AIM: Gather all lines in the entries that include the word "Status".

TASK INPUTS:
-=-=-

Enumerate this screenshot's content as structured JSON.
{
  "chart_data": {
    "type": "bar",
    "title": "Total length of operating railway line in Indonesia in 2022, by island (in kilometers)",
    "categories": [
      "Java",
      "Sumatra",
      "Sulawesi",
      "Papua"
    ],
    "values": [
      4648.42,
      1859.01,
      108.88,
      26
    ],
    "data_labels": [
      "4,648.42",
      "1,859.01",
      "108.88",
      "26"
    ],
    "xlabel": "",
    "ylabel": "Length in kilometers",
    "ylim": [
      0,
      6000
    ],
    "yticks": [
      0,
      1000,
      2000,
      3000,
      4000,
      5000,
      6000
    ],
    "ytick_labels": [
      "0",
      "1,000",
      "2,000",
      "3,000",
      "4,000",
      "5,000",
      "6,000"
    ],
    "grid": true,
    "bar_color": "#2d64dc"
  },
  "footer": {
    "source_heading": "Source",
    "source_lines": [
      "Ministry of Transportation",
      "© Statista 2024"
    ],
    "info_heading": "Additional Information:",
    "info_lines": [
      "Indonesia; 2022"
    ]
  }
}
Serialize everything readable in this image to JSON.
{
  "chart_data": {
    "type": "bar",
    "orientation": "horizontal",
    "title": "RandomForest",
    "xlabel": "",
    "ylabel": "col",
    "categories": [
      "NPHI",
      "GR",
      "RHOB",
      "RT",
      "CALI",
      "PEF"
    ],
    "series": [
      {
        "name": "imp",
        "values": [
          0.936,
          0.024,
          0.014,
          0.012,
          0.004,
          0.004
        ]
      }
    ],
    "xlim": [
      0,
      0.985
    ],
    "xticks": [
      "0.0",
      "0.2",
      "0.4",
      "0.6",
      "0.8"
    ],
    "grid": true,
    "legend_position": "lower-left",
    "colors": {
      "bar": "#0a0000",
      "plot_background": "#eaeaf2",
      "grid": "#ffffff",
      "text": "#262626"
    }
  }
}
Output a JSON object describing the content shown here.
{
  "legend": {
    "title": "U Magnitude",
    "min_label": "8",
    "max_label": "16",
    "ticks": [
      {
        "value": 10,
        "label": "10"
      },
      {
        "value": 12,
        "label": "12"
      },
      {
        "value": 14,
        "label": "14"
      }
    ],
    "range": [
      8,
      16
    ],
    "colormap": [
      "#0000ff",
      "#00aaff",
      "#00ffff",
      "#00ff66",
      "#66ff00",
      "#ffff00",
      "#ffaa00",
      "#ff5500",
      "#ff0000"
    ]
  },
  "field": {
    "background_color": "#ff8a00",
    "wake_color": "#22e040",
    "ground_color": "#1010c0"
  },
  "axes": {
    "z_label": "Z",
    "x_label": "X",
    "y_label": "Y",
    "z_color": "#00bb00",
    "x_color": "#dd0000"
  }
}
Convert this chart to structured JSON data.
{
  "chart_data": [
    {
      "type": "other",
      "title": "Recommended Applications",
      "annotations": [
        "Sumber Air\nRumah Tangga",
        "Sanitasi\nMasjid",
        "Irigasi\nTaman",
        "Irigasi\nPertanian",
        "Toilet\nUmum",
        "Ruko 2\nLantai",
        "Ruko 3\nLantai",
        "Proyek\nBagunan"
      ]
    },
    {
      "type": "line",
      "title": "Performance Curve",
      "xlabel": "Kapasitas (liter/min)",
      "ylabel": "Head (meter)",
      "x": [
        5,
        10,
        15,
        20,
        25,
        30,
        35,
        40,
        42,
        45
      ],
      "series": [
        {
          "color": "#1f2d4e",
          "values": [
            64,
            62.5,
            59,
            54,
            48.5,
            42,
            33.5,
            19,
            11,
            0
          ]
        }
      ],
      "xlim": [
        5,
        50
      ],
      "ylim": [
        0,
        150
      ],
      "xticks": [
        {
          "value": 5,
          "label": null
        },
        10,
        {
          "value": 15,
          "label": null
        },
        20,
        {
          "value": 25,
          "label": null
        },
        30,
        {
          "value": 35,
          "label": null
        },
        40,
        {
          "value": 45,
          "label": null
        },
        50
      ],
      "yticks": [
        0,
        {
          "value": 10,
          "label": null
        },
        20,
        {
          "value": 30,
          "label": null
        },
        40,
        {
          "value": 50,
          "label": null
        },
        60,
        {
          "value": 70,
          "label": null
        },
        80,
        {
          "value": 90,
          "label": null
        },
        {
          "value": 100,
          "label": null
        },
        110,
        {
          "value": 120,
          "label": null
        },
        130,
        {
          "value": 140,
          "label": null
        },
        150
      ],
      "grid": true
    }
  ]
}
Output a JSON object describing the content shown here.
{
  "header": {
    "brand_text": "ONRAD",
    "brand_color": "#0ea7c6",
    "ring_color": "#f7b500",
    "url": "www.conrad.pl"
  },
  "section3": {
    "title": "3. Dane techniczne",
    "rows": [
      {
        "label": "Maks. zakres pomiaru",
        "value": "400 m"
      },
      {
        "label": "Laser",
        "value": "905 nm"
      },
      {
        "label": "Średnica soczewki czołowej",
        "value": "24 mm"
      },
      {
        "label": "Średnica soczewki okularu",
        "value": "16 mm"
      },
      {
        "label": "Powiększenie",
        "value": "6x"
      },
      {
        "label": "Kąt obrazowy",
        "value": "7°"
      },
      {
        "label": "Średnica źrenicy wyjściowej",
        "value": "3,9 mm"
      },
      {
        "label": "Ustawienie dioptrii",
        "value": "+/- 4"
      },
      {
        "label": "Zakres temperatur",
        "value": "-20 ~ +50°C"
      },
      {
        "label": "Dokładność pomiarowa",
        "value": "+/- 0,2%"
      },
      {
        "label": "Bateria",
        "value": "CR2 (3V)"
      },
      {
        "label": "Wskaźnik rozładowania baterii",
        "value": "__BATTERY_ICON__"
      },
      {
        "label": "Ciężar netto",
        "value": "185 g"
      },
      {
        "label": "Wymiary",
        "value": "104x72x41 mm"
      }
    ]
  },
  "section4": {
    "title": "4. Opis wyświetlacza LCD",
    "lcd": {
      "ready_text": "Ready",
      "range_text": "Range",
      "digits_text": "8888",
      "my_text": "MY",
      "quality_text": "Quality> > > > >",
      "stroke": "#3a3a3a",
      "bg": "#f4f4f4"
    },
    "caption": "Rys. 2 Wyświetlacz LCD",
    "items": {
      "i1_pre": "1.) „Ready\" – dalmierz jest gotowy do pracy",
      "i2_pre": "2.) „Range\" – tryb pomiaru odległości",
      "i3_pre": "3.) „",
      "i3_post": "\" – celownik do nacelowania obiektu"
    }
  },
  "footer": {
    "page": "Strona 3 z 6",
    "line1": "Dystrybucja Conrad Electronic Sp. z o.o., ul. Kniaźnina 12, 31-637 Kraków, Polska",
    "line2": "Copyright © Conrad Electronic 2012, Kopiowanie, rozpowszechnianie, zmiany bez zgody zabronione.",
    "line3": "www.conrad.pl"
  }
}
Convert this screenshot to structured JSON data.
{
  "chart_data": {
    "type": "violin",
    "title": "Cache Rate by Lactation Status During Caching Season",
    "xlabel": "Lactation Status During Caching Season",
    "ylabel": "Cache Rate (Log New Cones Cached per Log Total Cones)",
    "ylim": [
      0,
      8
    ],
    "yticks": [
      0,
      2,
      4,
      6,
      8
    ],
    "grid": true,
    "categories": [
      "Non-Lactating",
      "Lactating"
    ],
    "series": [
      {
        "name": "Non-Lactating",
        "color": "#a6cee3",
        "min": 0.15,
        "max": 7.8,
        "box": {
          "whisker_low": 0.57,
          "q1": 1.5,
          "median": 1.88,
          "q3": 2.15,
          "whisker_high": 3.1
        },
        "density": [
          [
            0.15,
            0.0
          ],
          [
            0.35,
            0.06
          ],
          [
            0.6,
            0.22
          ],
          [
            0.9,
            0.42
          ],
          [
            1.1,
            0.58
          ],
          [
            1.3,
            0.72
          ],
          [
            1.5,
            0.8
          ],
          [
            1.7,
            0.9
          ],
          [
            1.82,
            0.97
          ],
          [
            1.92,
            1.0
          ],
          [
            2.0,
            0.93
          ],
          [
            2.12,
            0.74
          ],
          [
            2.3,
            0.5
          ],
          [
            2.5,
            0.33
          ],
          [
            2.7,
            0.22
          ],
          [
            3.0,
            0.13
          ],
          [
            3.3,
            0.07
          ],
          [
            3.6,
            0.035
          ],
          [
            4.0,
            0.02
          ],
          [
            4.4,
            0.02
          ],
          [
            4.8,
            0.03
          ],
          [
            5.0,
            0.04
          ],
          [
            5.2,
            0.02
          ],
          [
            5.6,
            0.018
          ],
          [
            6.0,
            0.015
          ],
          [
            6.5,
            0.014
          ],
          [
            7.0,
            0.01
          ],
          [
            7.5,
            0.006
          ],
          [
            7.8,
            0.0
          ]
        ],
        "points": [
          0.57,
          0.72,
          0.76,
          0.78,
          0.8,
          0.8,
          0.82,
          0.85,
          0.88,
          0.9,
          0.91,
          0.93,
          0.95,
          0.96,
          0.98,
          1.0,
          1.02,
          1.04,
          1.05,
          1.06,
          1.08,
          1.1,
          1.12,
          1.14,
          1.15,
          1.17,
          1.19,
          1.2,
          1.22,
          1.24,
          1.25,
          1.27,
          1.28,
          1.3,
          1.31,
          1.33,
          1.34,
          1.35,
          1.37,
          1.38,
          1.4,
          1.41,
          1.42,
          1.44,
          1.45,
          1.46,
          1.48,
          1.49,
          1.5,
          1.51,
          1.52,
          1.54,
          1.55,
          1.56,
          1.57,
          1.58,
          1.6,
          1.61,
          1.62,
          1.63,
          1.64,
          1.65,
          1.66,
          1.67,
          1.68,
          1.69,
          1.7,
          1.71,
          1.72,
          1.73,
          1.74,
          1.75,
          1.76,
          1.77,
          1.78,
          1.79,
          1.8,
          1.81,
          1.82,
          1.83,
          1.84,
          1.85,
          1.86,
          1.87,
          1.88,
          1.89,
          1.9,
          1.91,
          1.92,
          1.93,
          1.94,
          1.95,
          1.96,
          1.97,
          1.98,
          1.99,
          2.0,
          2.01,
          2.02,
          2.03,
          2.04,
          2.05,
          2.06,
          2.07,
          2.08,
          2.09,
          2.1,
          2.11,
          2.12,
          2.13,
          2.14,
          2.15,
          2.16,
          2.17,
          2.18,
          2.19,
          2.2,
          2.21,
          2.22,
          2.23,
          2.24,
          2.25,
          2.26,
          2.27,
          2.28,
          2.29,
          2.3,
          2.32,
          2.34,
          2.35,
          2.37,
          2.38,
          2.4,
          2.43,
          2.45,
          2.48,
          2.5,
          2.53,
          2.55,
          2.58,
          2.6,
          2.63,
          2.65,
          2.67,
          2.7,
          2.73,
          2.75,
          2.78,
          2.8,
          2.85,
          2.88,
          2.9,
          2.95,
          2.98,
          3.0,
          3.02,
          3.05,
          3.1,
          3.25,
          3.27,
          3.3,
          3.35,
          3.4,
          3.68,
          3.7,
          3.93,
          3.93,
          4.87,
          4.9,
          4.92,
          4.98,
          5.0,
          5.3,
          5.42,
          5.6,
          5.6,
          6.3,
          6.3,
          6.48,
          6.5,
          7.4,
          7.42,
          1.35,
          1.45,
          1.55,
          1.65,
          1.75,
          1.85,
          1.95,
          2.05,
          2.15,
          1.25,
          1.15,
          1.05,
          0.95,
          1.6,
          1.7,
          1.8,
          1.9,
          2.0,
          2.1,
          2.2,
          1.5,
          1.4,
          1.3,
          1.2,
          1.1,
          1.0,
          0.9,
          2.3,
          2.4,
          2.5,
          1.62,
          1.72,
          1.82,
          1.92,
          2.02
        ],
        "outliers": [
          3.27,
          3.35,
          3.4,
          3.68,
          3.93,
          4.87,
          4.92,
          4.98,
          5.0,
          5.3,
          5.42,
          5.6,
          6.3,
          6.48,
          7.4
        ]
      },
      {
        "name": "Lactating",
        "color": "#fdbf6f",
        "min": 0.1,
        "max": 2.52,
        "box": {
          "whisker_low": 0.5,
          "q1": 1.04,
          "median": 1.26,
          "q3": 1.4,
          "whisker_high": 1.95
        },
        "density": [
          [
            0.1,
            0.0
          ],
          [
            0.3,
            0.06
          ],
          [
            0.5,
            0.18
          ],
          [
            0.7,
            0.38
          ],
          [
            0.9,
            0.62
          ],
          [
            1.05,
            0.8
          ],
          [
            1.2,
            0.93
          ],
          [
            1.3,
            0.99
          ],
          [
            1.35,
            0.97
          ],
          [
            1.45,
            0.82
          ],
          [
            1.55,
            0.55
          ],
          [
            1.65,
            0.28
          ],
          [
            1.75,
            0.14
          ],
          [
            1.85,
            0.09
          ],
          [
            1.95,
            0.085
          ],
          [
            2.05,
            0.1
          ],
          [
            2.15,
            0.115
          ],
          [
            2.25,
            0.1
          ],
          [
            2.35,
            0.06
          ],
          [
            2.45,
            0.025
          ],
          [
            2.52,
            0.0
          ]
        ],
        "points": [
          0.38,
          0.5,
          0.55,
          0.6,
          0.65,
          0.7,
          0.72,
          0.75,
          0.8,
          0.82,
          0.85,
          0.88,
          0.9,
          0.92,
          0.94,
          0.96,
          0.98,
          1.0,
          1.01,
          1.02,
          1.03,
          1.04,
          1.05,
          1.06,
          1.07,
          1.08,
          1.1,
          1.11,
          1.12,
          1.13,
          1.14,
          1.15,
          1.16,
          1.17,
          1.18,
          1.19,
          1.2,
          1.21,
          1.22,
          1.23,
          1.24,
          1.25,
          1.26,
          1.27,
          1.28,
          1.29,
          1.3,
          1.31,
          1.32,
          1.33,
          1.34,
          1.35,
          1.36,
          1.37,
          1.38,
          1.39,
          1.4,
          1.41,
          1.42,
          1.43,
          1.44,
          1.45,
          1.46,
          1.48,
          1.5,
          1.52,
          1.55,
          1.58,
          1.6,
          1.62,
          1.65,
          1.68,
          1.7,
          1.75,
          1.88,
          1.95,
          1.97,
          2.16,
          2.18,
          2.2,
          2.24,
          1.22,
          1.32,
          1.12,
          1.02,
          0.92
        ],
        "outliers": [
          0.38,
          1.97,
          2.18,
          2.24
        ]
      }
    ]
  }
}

-=-=-

EXERCISE RESPONSE:
    "title": "Cache Rate by Lactation Status During Caching Season",
    "xlabel": "Lactation Status During Caching Season",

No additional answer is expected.